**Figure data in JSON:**
╔══
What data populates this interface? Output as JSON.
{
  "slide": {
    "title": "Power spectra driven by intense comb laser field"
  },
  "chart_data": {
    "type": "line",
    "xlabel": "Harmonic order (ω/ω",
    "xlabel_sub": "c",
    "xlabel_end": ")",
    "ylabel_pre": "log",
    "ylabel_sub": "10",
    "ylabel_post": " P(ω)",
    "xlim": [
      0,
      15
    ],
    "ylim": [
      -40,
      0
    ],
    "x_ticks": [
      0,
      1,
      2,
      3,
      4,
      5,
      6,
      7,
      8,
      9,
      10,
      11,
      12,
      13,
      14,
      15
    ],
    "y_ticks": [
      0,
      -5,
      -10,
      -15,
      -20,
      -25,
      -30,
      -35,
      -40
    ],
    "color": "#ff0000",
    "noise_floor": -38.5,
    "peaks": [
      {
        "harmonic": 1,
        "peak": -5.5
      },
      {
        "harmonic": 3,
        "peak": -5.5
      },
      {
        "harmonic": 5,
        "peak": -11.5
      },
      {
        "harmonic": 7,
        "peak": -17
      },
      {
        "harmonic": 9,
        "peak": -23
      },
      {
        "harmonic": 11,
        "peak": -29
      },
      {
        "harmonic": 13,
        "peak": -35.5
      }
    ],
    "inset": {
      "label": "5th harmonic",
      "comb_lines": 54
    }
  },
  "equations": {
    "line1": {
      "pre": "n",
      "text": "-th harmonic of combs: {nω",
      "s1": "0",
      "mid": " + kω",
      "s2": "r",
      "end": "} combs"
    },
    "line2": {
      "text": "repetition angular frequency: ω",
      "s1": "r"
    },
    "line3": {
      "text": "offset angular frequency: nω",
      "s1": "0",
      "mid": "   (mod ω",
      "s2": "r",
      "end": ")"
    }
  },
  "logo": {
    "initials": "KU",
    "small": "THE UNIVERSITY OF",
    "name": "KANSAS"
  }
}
╚══
**OBJECTIVE:** Print out all the entries precisely as written.

**TASK RESULT:**
What data populates this interface? Output as JSON.
{
  "slide": {
    "title": "Power spectra driven by intense comb laser field"
  },
  "chart_data": {
    "type": "line",
    "xlabel": "Harmonic order (ω/ω",
    "xlabel_sub": "c",
    "xlabel_end": ")",
    "ylabel_pre": "log",
    "ylabel_sub": "10",
    "ylabel_post": " P(ω)",
    "xlim": [
      0,
      15
    ],
    "ylim": [
      -40,
      0
    ],
    "x_ticks": [
      0,
      1,
      2,
      3,
      4,
      5,
      6,
      7,
      8,
      9,
      10,
      11,
      12,
      13,
      14,
      15
    ],
    "y_ticks": [
      0,
      -5,
      -10,
      -15,
      -20,
      -25,
      -30,
      -35,
      -40
    ],
    "color": "#ff0000",
    "noise_floor": -38.5,
    "peaks": [
      {
        "harmonic": 1,
        "peak": -5.5
      },
      {
        "harmonic": 3,
        "peak": -5.5
      },
      {
        "harmonic": 5,
        "peak": -11.5
      },
      {
        "harmonic": 7,
        "peak": -17
      },
      {
        "harmonic": 9,
        "peak": -23
      },
      {
        "harmonic": 11,
        "peak": -29
      },
      {
        "harmonic": 13,
        "peak": -35.5
      }
    ],
    "inset": {
      "label": "5th harmonic",
      "comb_lines": 54
    }
  },
  "equations": {
    "line1": {
      "pre": "n",
      "text": "-th harmonic of combs: {nω",
      "s1": "0",
      "mid": " + kω",
      "s2": "r",
      "end": "} combs"
    },
    "line2": {
      "text": "repetition angular frequency: ω",
      "s1": "r"
    },
    "line3": {
      "text": "offset angular frequency: nω",
      "s1": "0",
      "mid": "   (mod ω",
      "s2": "r",
      "end": ")"
    }
  },
  "logo": {
    "initials": "KU",
    "small": "THE UNIVERSITY OF",
    "name": "KANSAS"
  }
}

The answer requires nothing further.